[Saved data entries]
--*--

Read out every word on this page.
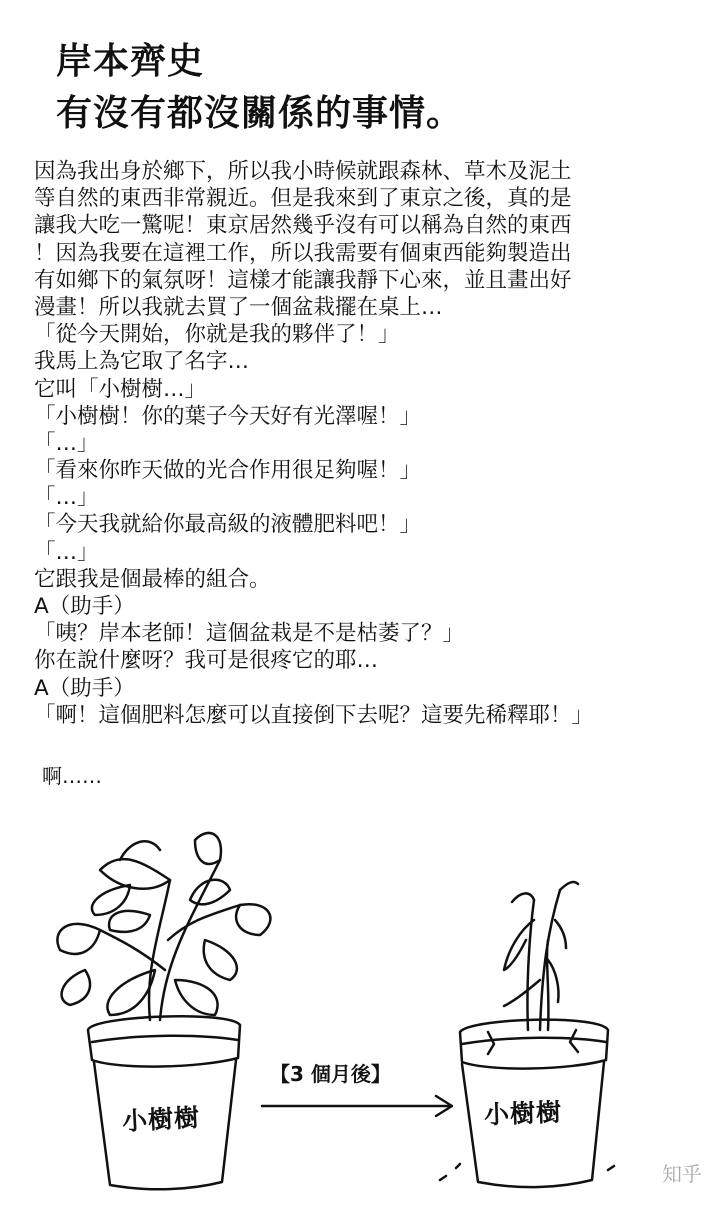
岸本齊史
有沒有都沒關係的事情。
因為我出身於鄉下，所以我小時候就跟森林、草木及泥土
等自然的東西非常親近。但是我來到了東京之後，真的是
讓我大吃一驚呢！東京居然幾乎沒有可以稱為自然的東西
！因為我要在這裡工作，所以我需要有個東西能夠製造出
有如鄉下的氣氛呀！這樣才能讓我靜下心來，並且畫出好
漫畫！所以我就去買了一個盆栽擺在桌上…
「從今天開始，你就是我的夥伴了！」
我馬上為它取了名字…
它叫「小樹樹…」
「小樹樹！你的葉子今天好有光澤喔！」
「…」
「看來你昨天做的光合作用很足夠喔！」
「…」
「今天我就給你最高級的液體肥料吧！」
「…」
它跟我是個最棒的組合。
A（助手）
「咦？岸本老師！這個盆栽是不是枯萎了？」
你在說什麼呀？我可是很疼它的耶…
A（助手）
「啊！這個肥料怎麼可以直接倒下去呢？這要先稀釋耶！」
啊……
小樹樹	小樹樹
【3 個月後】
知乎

--*--

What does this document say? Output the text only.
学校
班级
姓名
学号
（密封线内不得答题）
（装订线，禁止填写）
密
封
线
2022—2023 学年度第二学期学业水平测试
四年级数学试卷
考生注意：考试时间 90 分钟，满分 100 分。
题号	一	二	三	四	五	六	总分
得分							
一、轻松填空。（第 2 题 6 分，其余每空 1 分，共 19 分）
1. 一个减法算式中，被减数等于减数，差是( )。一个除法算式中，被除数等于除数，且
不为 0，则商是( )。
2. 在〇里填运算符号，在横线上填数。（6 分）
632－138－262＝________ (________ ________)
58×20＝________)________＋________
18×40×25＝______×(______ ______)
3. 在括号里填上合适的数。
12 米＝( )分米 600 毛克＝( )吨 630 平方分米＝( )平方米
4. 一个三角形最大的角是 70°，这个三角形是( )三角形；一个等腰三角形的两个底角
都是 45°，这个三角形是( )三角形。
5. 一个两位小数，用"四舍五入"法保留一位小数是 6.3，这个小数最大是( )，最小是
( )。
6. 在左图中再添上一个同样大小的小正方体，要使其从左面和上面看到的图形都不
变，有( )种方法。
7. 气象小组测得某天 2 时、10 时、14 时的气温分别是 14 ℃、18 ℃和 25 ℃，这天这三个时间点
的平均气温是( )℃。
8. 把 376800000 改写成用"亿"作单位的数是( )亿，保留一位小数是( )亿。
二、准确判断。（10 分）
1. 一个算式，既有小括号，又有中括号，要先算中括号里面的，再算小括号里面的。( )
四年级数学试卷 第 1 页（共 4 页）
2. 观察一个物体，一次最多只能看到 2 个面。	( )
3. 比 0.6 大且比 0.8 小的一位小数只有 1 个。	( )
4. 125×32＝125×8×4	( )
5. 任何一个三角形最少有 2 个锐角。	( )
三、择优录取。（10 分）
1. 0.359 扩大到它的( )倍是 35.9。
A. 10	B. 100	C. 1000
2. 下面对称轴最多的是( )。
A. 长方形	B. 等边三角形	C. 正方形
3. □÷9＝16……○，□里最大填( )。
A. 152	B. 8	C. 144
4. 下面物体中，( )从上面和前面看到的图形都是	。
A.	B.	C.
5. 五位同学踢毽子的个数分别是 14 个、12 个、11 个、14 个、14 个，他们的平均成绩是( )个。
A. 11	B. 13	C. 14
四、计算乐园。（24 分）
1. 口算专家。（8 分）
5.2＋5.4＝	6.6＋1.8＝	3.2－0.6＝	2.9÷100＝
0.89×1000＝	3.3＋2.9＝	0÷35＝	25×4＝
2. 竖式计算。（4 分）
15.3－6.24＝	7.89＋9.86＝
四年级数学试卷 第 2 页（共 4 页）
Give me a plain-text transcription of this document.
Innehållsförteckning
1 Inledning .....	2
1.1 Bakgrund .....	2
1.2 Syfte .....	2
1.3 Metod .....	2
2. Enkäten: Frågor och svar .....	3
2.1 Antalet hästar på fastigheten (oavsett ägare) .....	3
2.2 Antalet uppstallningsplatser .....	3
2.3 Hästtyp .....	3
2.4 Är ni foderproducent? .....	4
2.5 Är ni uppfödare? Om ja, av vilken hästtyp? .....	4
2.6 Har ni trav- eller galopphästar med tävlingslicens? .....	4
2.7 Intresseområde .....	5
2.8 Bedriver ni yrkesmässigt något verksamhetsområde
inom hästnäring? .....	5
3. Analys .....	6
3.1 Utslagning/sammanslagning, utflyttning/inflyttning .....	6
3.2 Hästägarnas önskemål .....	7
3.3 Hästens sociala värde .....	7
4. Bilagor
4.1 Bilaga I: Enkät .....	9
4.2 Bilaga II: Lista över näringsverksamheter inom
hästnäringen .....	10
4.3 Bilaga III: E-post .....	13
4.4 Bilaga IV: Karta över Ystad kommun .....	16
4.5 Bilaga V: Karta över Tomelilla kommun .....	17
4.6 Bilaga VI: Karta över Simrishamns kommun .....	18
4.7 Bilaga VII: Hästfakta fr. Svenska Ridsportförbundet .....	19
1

--*--

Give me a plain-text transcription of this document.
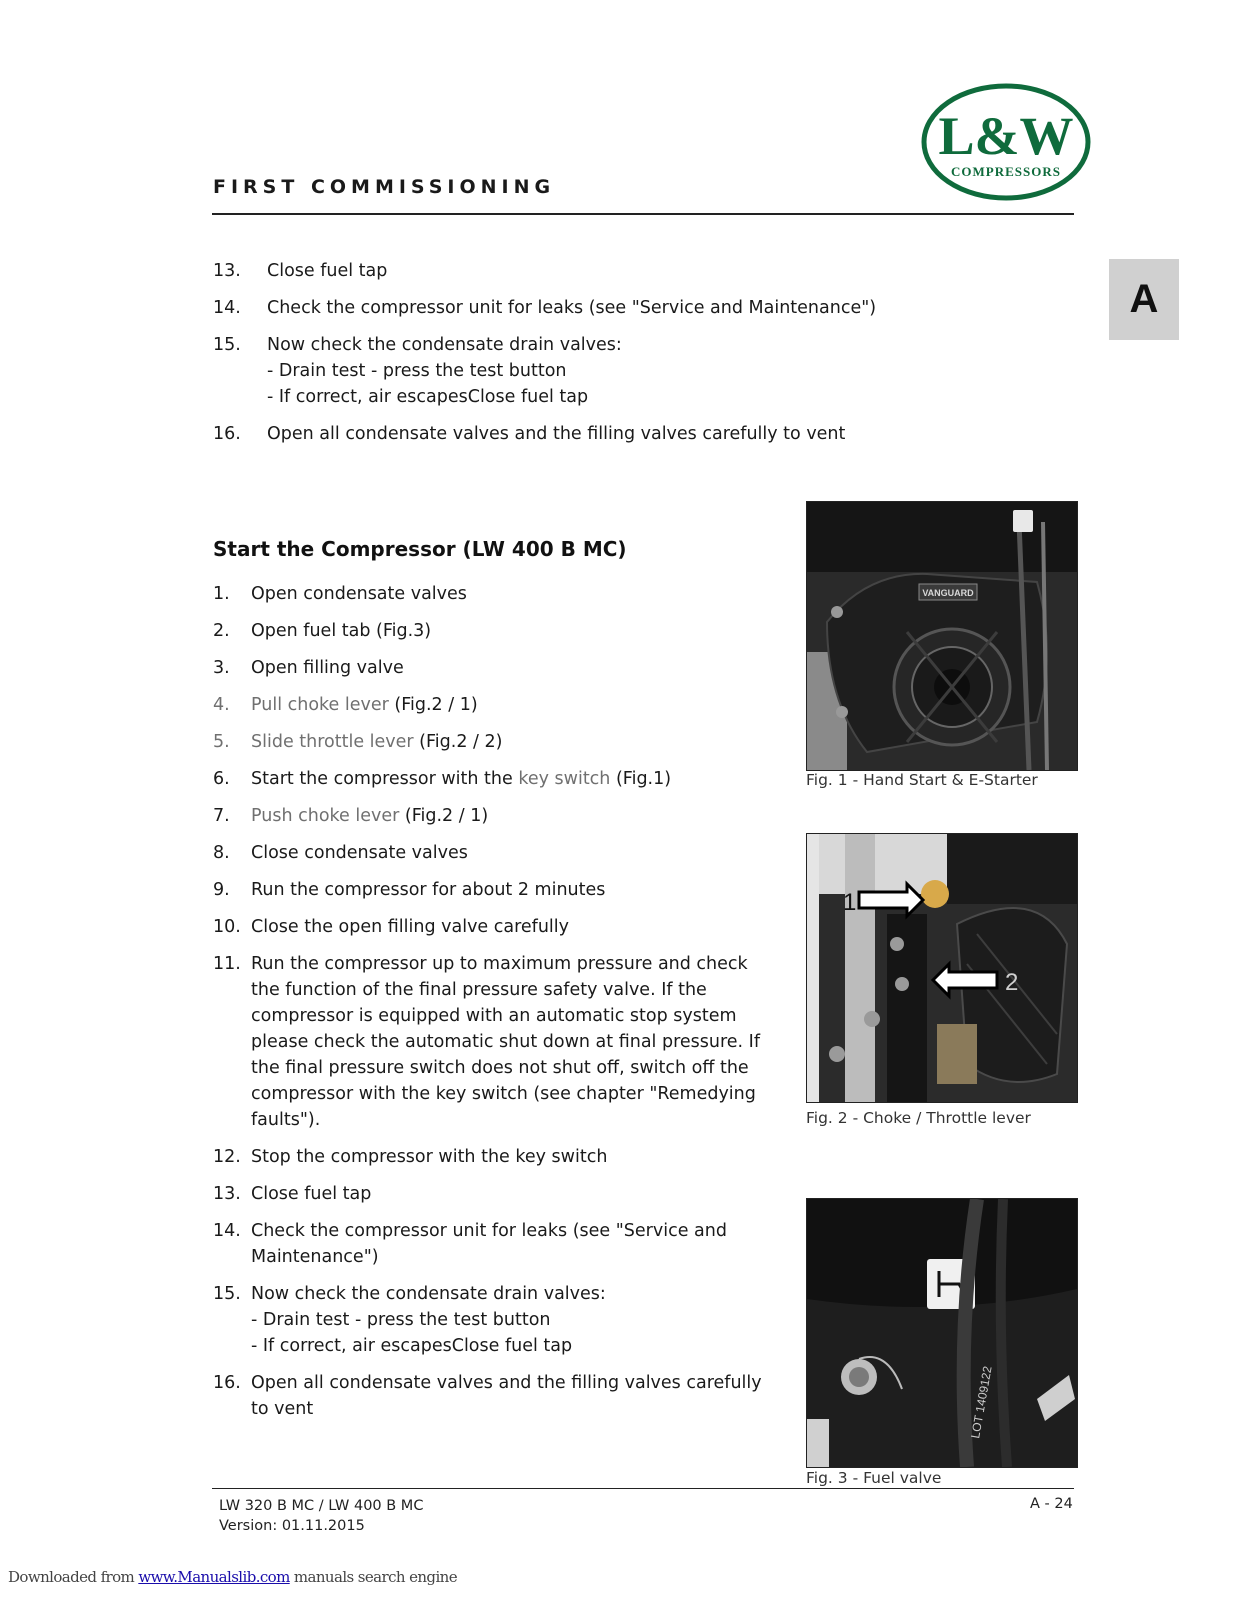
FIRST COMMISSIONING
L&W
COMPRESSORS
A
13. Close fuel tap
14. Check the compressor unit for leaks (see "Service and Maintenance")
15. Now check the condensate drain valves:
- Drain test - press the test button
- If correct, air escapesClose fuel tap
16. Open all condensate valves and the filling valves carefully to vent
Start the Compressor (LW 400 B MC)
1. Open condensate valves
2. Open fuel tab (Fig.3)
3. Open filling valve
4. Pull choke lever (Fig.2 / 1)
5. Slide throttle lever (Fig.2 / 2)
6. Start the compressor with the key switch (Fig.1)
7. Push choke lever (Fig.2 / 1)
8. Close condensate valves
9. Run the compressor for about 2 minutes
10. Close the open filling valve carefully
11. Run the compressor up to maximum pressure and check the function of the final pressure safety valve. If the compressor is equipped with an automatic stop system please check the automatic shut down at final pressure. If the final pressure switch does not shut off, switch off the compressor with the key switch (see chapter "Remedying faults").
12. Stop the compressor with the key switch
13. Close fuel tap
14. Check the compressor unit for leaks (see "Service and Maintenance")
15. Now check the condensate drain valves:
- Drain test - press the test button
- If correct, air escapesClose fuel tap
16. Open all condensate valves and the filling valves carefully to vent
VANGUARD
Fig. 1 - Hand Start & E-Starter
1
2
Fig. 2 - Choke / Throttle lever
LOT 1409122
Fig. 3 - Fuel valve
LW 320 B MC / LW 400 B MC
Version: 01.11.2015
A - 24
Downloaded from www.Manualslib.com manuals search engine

--*--

**Required task:** In the entries above, count every line containing the word "Karta". Write only the total.

**Exercise response:** 3